- **Given request**: Repeat word for word the part of the Cambridge Master of Accounting text from "Michael Willis." up to and including "to lead change.".

Document text start

What skills does the Cambridge MAcc programme strengthen?

Alan Jagolinzer:

“More than ever, accountants need to have a growth mindset. They need to be innovative, they need to be able to think outside the box, they need to bring in teams and run change management projects. And so we’ve incorporated that into our curriculum, recognising that we’re facing considerable growth in areas such as sustainability reporting. And we’re facing considerable crises, for example, in how should we do audit? Can we earn more trust in audit?”

Michael Willis:

“We also strengthen students’ data skills through training on predictive analytics, data visualisation, the ethical, cultural, strategic issues around implementations of analytics.”

Apoorva Tiku:

“The MAcc programme has taught me not to be a submissive and passive leader. In fact, it has taught me to be a vocal leader, challenging typical ideas and ways of doing things, and advocating for constant improvement.”

What are the career outcomes for Cambridge MAcc students?

Alan Jagolinzer:

“Our training is designed to help our students propel themselves into executive-level type careers, where there’s a lot of complex thinking and decisions under uncertainty.”

Michael Willis:

“Our programme helps prepare students for roles such as chief financial officer, policy-related roles, strategy-related roles, positions that require an understanding of analytics and data, positions in sustainability, any positions requiring an understanding of change, of how change works, how to inspire and lead people, and how to innovate.”

How are you using the Cambridge MAcc programme to accelerate your career?

Chilufya Mulenga:

“What I want to do is become a CFO myself, really go in and lead a finance organisation within a high-growth technology company. And that’s where I want to be.”

Apoorva Tiku:

“As soon as I graduated, I was promoted to a senior auditor. And my workplace really recognised the rigorous nature of the MAcc programme at the University of Cambridge. And they’re really excited to see what I can bring to the table.”

The Cambridge Master of Accounting curriculum

The Cambridge MAcc is taught part-time across a 24-month period, combining online learning with in-person week-long seminars every three months in Cambridge, taught by Cambridge faculty, expert advisors, and practitioners.

The Cambridge MAcc differs from traditional MAcc programmes in its critical standpoint towards accounting standards and systems, and how it encourages students to challenge them.

“We challenge the entire infrastructure. We question how and why it’s structured in a certain way, and whether we can advocate for improvement,” says Professor Alan Jagolinzer, Professor of Financial Accounting on the Cambridge MAcc.

Michael Willis.
Dr Mike Willis

Change is a core theme—for instance, how leaders might bring about changes in auditing. “The programme elevates discussion beyond technical audit procedures to engage with senior global change leaders about how to improve audit practice, policy, and regulation” explains Dr Mike Willis, Director of the Master of Accounting programme. This feeds into the prominence of emerging topics, like sustainability, cybersecurity, and disinformation: students learn how to lead innovation in these areas in the context of an increasing pace of change.

Leadership is also central, taught through modules like interpersonal dynamics, with the ambition of creating leaders with the confidence to lead change.

Document text end
Supplied material start

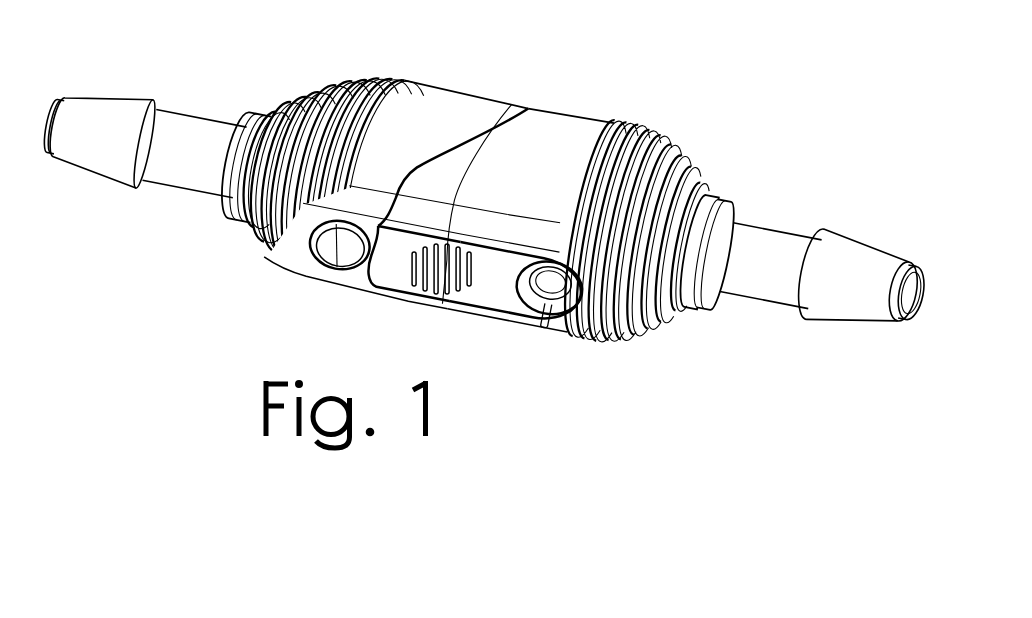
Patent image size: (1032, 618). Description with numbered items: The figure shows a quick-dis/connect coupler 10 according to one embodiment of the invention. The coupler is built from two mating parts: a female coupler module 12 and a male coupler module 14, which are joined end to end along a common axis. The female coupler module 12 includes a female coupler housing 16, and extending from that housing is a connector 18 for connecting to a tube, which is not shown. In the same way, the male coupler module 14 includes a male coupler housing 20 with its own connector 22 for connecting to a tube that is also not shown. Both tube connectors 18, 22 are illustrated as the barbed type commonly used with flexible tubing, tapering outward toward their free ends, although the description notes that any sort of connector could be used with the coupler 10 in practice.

Supplied material end

- **Written solution**:
Michael Willis.
Dr Mike Willis

Change is a core theme—for instance, how leaders might bring about changes in auditing. “The programme elevates discussion beyond technical audit procedures to engage with senior global change leaders about how to improve audit practice, policy, and regulation” explains Dr Mike Willis, Director of the Master of Accounting programme. This feeds into the prominence of emerging topics, like sustainability, cybersecurity, and disinformation: students learn how to lead innovation in these areas in the context of an increasing pace of change.

Leadership is also central, taught through modules like interpersonal dynamics, with the ambition of creating leaders with the confidence to lead change.